> Aim:
Copy out the listing in full, exactly as written, but not its pictures.

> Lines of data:
________________________

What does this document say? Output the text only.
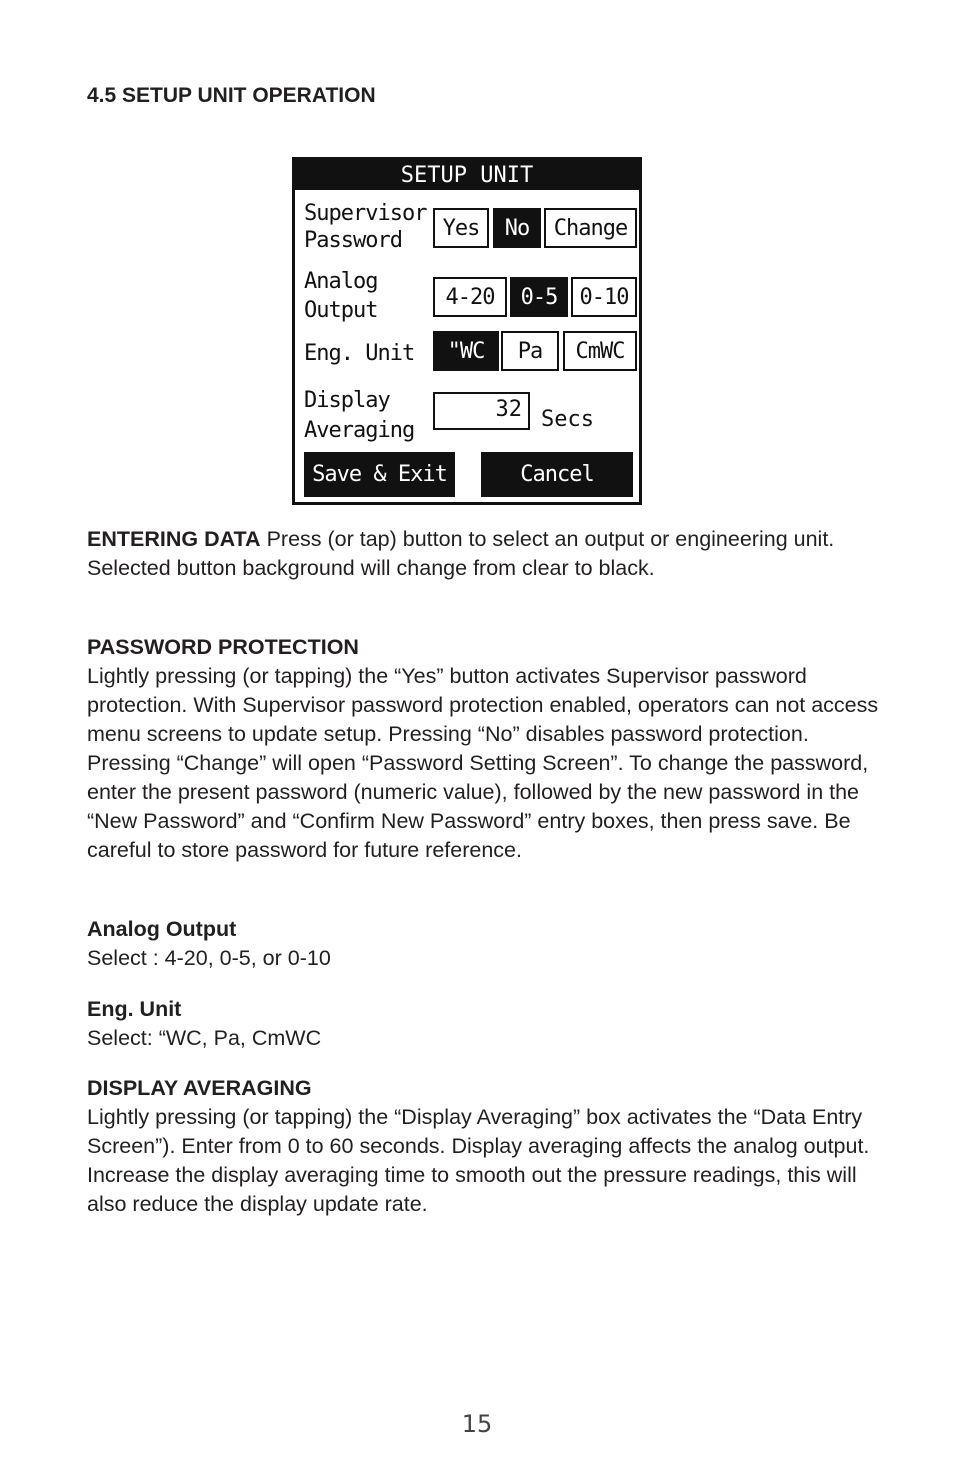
4.5 SETUP UNIT OPERATION
SETUP UNIT
Supervisor
Password	Yes	No	Change
Analog
Output
4-20	0-5	0-10
Eng. Unit	"WC	Pa	CmWC
Display
Averaging
32 Secs
Save & Exit	Cancel

ENTERING DATA Press (or tap) button to select an output or engineering unit. Selected button background will change from clear to black.

PASSWORD PROTECTION

Lightly pressing (or tapping) the “Yes” button activates Supervisor password protection. With Supervisor password protection enabled, operators can not access menu screens to update setup. Pressing “No” disables password protection. Pressing “Change” will open “Password Setting Screen”. To change the password, enter the present password (numeric value), followed by the new password in the “New Password” and “Confirm New Password” entry boxes, then press save. Be careful to store password for future reference.

Analog Output

Select : 4-20, 0-5, or 0-10

Eng. Unit

Select: “WC, Pa, CmWC

DISPLAY AVERAGING

Lightly pressing (or tapping) the “Display Averaging” box activates the “Data Entry Screen”). Enter from 0 to 60 seconds. Display averaging affects the analog output. Increase the display averaging time to smooth out the pressure readings, this will also reduce the display update rate.

15
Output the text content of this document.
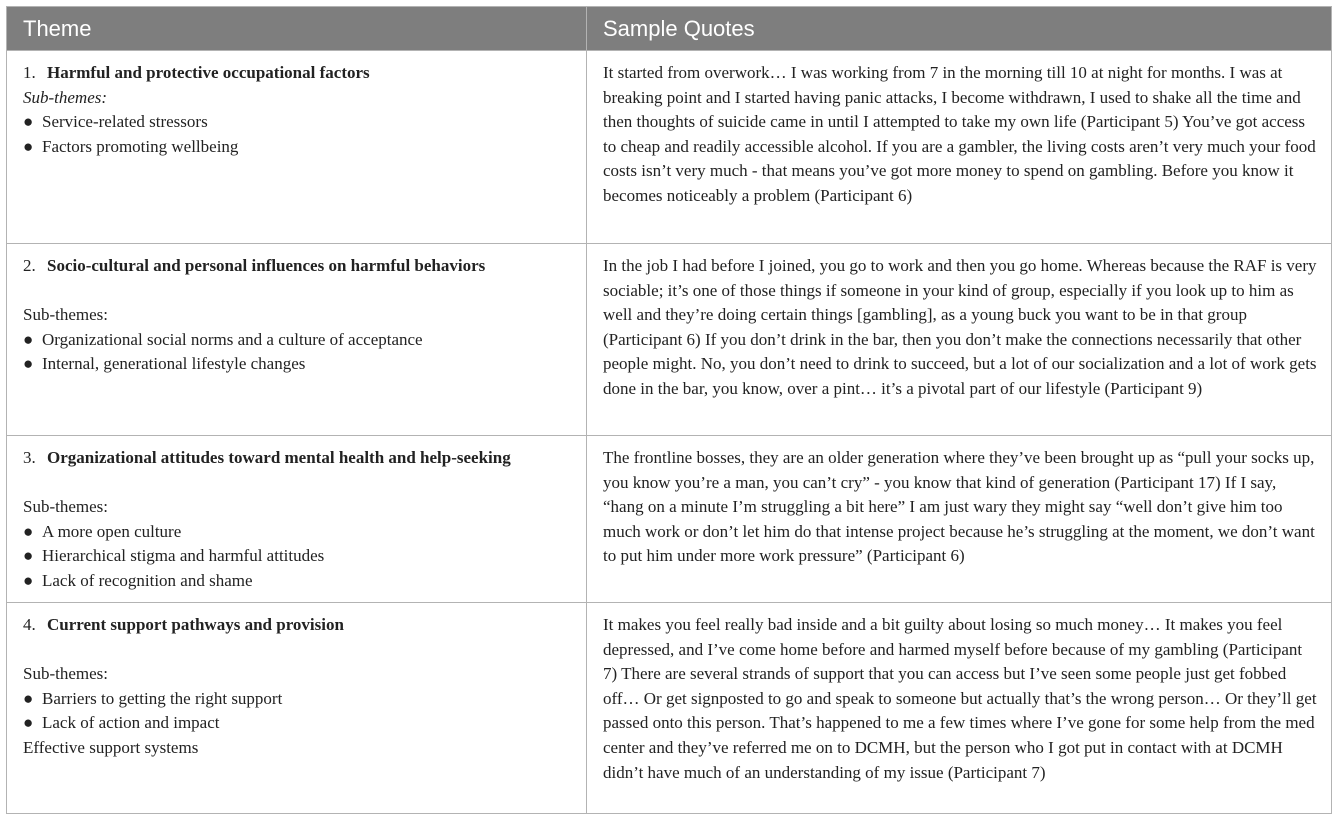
Theme	Sample Quotes
1. Harmful and protective occupational factors
Sub-themes:
● Service-related stressors
● Factors promoting wellbeing
It started from overwork… I was working from 7 in the morning till 10 at night for months. I was at breaking point and I started having panic attacks, I become withdrawn, I used to shake all the time and then thoughts of suicide came in until I attempted to take my own life (Participant 5) You’ve got access to cheap and readily accessible alcohol. If you are a gambler, the living costs aren’t very much your food costs isn’t very much - that means you’ve got more money to spend on gambling. Before you know it becomes noticeably a problem (Participant 6)
2. Socio-cultural and personal influences on harmful behaviors
Sub-themes:
● Organizational social norms and a culture of acceptance
● Internal, generational lifestyle changes
In the job I had before I joined, you go to work and then you go home. Whereas because the RAF is very sociable; it’s one of those things if someone in your kind of group, especially if you look up to him as well and they’re doing certain things [gambling], as a young buck you want to be in that group (Participant 6) If you don’t drink in the bar, then you don’t make the connections necessarily that other people might. No, you don’t need to drink to succeed, but a lot of our socialization and a lot of work gets done in the bar, you know, over a pint… it’s a pivotal part of our lifestyle (Participant 9)
3. Organizational attitudes toward mental health and help-seeking
Sub-themes:
● A more open culture
● Hierarchical stigma and harmful attitudes
● Lack of recognition and shame
The frontline bosses, they are an older generation where they’ve been brought up as “pull your socks up, you know you’re a man, you can’t cry” - you know that kind of generation (Participant 17) If I say, “hang on a minute I’m struggling a bit here” I am just wary they might say “well don’t give him too much work or don’t let him do that intense project because he’s struggling at the moment, we don’t want to put him under more work pressure” (Participant 6)
4. Current support pathways and provision
Sub-themes:
● Barriers to getting the right support
● Lack of action and impact
Effective support systems
It makes you feel really bad inside and a bit guilty about losing so much money… It makes you feel depressed, and I’ve come home before and harmed myself before because of my gambling (Participant 7) There are several strands of support that you can access but I’ve seen some people just get fobbed off… Or get signposted to go and speak to someone but actually that’s the wrong person… Or they’ll get passed onto this person. That’s happened to me a few times where I’ve gone for some help from the med center and they’ve referred me on to DCMH, but the person who I got put in contact with at DCMH didn’t have much of an understanding of my issue (Participant 7)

________________________

> Correct answer:
What does this document say? Output the text only.
4.5 SETUP UNIT OPERATION
SETUP UNIT
Supervisor
Password	Yes	No	Change
Analog
Output
4-20	0-5	0-10
Eng. Unit	"WC	Pa	CmWC
Display
Averaging
32 Secs
Save & Exit	Cancel

ENTERING DATA Press (or tap) button to select an output or engineering unit. Selected button background will change from clear to black.

PASSWORD PROTECTION

Lightly pressing (or tapping) the “Yes” button activates Supervisor password protection. With Supervisor password protection enabled, operators can not access menu screens to update setup. Pressing “No” disables password protection. Pressing “Change” will open “Password Setting Screen”. To change the password, enter the present password (numeric value), followed by the new password in the “New Password” and “Confirm New Password” entry boxes, then press save. Be careful to store password for future reference.

Analog Output

Select : 4-20, 0-5, or 0-10

Eng. Unit

Select: “WC, Pa, CmWC

DISPLAY AVERAGING

Lightly pressing (or tapping) the “Display Averaging” box activates the “Data Entry Screen”). Enter from 0 to 60 seconds. Display averaging affects the analog output. Increase the display averaging time to smooth out the pressure readings, this will also reduce the display update rate.

15
Output the text content of this document.
Theme	Sample Quotes
1. Harmful and protective occupational factors
Sub-themes:
● Service-related stressors
● Factors promoting wellbeing
It started from overwork… I was working from 7 in the morning till 10 at night for months. I was at breaking point and I started having panic attacks, I become withdrawn, I used to shake all the time and then thoughts of suicide came in until I attempted to take my own life (Participant 5) You’ve got access to cheap and readily accessible alcohol. If you are a gambler, the living costs aren’t very much your food costs isn’t very much - that means you’ve got more money to spend on gambling. Before you know it becomes noticeably a problem (Participant 6)
2. Socio-cultural and personal influences on harmful behaviors
Sub-themes:
● Organizational social norms and a culture of acceptance
● Internal, generational lifestyle changes
In the job I had before I joined, you go to work and then you go home. Whereas because the RAF is very sociable; it’s one of those things if someone in your kind of group, especially if you look up to him as well and they’re doing certain things [gambling], as a young buck you want to be in that group (Participant 6) If you don’t drink in the bar, then you don’t make the connections necessarily that other people might. No, you don’t need to drink to succeed, but a lot of our socialization and a lot of work gets done in the bar, you know, over a pint… it’s a pivotal part of our lifestyle (Participant 9)
3. Organizational attitudes toward mental health and help-seeking
Sub-themes:
● A more open culture
● Hierarchical stigma and harmful attitudes
● Lack of recognition and shame
The frontline bosses, they are an older generation where they’ve been brought up as “pull your socks up, you know you’re a man, you can’t cry” - you know that kind of generation (Participant 17) If I say, “hang on a minute I’m struggling a bit here” I am just wary they might say “well don’t give him too much work or don’t let him do that intense project because he’s struggling at the moment, we don’t want to put him under more work pressure” (Participant 6)
4. Current support pathways and provision
Sub-themes:
● Barriers to getting the right support
● Lack of action and impact
Effective support systems
It makes you feel really bad inside and a bit guilty about losing so much money… It makes you feel depressed, and I’ve come home before and harmed myself before because of my gambling (Participant 7) There are several strands of support that you can access but I’ve seen some people just get fobbed off… Or get signposted to go and speak to someone but actually that’s the wrong person… Or they’ll get passed onto this person. That’s happened to me a few times where I’ve gone for some help from the med center and they’ve referred me on to DCMH, but the person who I got put in contact with at DCMH didn’t have much of an understanding of my issue (Participant 7)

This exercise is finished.